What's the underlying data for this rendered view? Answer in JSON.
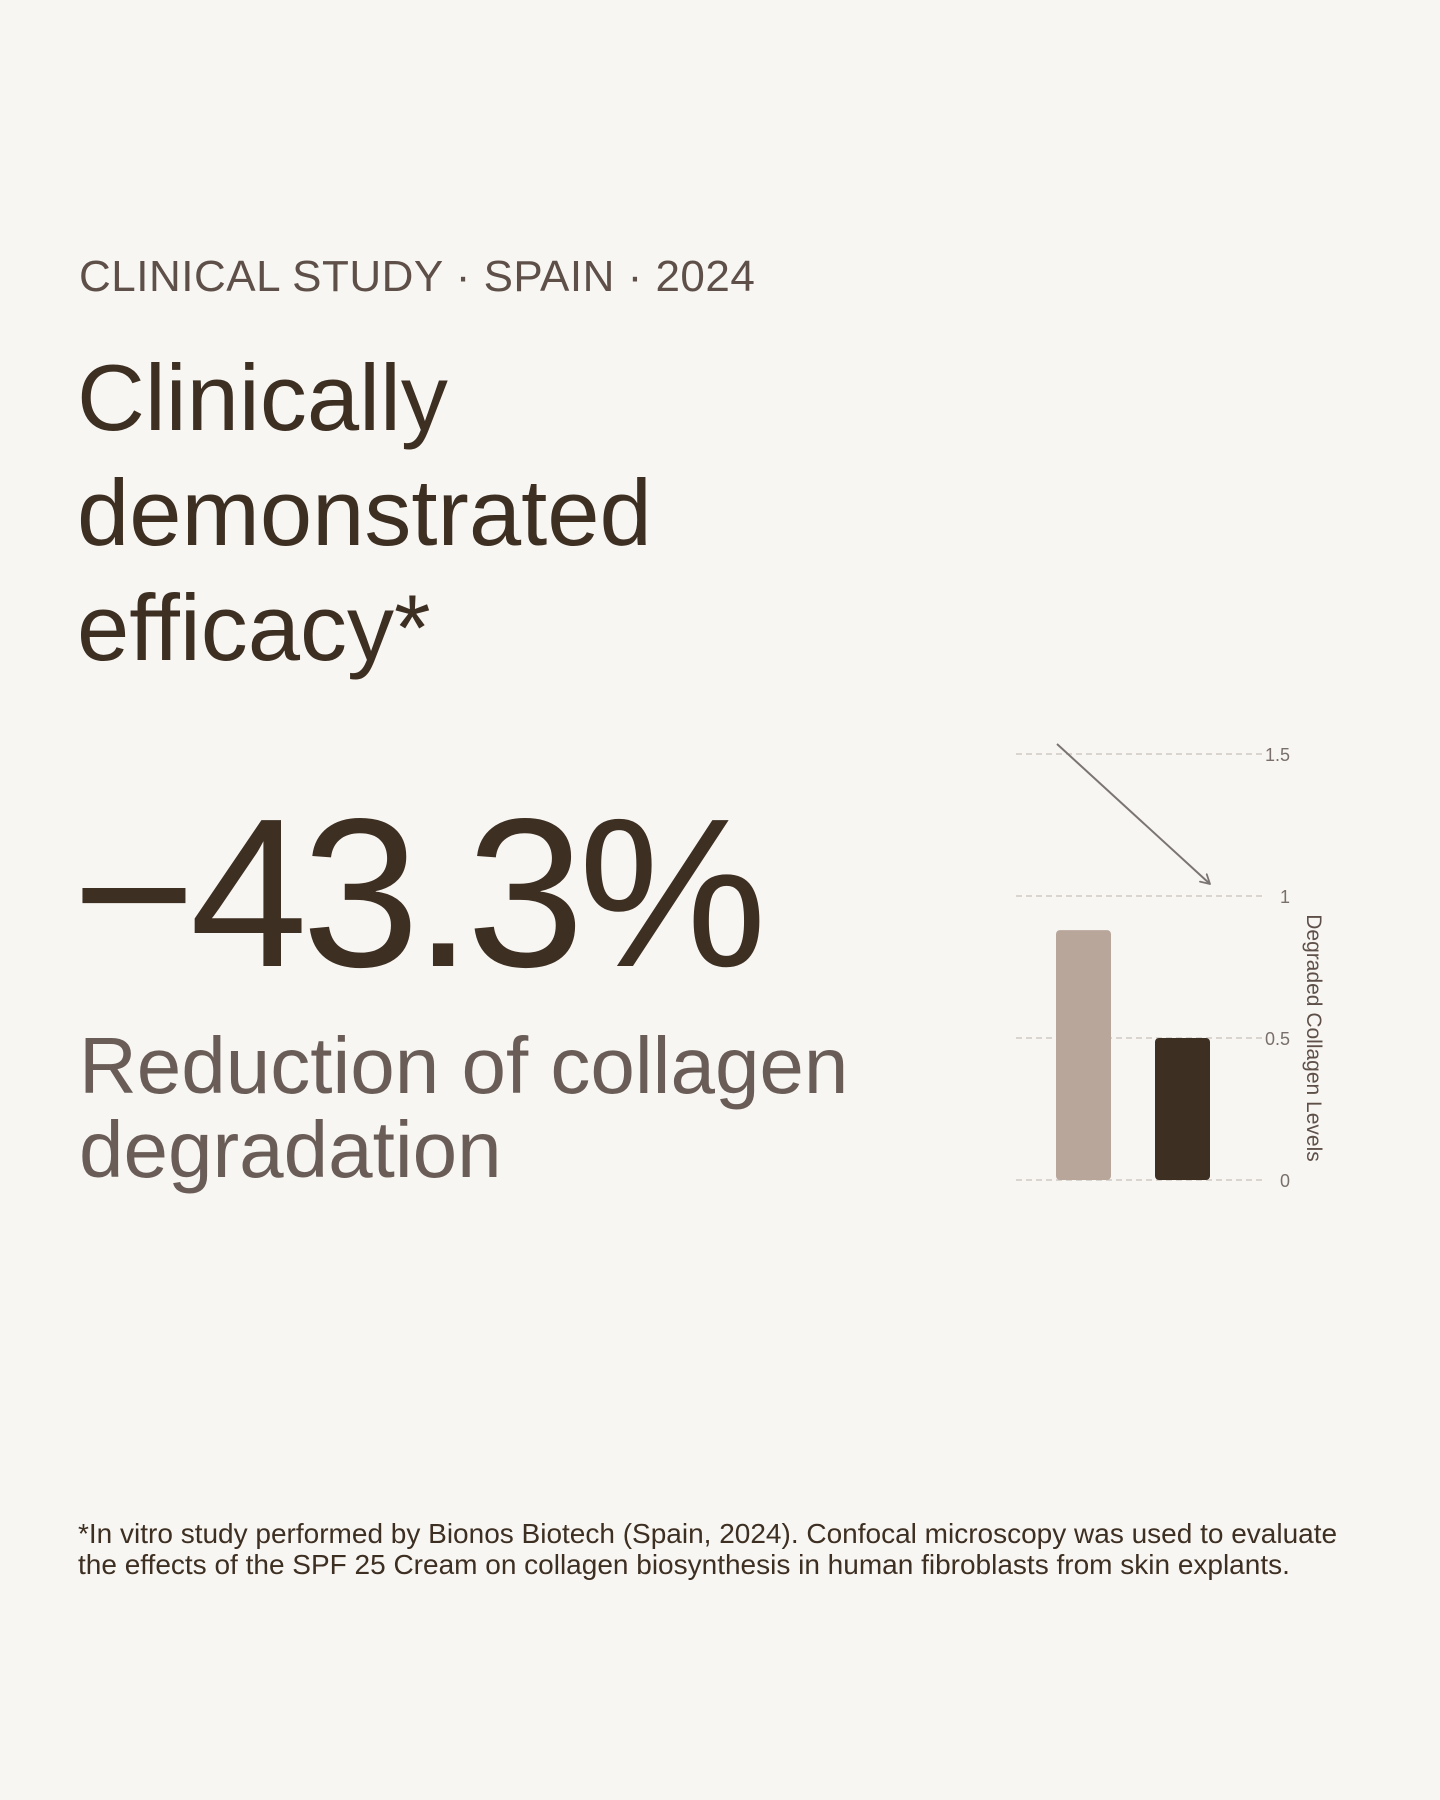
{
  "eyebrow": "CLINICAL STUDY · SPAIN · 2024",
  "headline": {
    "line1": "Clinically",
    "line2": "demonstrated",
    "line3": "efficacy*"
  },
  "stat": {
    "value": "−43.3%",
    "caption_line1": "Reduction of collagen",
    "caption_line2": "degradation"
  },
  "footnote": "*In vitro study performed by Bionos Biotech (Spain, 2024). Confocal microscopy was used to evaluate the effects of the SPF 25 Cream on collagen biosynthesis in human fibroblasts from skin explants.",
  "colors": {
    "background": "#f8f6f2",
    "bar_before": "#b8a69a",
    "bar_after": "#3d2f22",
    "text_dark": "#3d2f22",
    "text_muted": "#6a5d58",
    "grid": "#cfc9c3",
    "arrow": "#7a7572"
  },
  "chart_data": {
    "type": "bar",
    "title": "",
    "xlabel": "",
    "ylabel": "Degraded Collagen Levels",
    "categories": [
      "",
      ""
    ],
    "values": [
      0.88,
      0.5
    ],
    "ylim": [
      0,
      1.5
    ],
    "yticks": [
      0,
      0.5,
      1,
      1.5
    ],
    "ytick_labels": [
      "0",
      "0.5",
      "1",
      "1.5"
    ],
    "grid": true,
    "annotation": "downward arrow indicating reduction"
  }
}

THE TASK:
Retype all of the entries exactly as written, leaving out any images.

RESPONSE FOR THIS EXERCISE:
What's the underlying data for this rendered view? Answer in JSON.
{
  "eyebrow": "CLINICAL STUDY · SPAIN · 2024",
  "headline": {
    "line1": "Clinically",
    "line2": "demonstrated",
    "line3": "efficacy*"
  },
  "stat": {
    "value": "−43.3%",
    "caption_line1": "Reduction of collagen",
    "caption_line2": "degradation"
  },
  "footnote": "*In vitro study performed by Bionos Biotech (Spain, 2024). Confocal microscopy was used to evaluate the effects of the SPF 25 Cream on collagen biosynthesis in human fibroblasts from skin explants.",
  "colors": {
    "background": "#f8f6f2",
    "bar_before": "#b8a69a",
    "bar_after": "#3d2f22",
    "text_dark": "#3d2f22",
    "text_muted": "#6a5d58",
    "grid": "#cfc9c3",
    "arrow": "#7a7572"
  },
  "chart_data": {
    "type": "bar",
    "title": "",
    "xlabel": "",
    "ylabel": "Degraded Collagen Levels",
    "categories": [
      "",
      ""
    ],
    "values": [
      0.88,
      0.5
    ],
    "ylim": [
      0,
      1.5
    ],
    "yticks": [
      0,
      0.5,
      1,
      1.5
    ],
    "ytick_labels": [
      "0",
      "0.5",
      "1",
      "1.5"
    ],
    "grid": true,
    "annotation": "downward arrow indicating reduction"
  }
}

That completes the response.